→ **Task statement**: The required output is a word-for-word copy of the lines from the line bearing "Decode this chart: output" through the line bearing "What's the underlying", inclusive, and no other lines.

→ **Source records**:
────────────────
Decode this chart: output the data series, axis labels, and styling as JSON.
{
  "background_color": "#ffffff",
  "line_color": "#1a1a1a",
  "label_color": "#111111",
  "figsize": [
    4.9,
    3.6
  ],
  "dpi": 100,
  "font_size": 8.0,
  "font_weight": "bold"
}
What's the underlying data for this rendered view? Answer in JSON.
────────────────
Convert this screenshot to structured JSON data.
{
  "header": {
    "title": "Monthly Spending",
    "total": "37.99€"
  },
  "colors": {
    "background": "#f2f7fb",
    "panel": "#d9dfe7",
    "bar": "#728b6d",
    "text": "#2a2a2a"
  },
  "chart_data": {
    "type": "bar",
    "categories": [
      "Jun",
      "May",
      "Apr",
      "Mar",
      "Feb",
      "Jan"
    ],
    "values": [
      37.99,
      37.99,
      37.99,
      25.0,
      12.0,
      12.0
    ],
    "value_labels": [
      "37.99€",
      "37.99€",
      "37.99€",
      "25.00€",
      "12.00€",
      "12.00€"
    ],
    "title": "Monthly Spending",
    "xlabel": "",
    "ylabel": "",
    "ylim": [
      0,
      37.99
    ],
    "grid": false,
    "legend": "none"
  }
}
────────────────
→ **Task result**:
Decode this chart: output the data series, axis labels, and styling as JSON.
{
  "background_color": "#ffffff",
  "line_color": "#1a1a1a",
  "label_color": "#111111",
  "figsize": [
    4.9,
    3.6
  ],
  "dpi": 100,
  "font_size": 8.0,
  "font_weight": "bold"
}
What's the underlying data for this rendered view? Answer in JSON.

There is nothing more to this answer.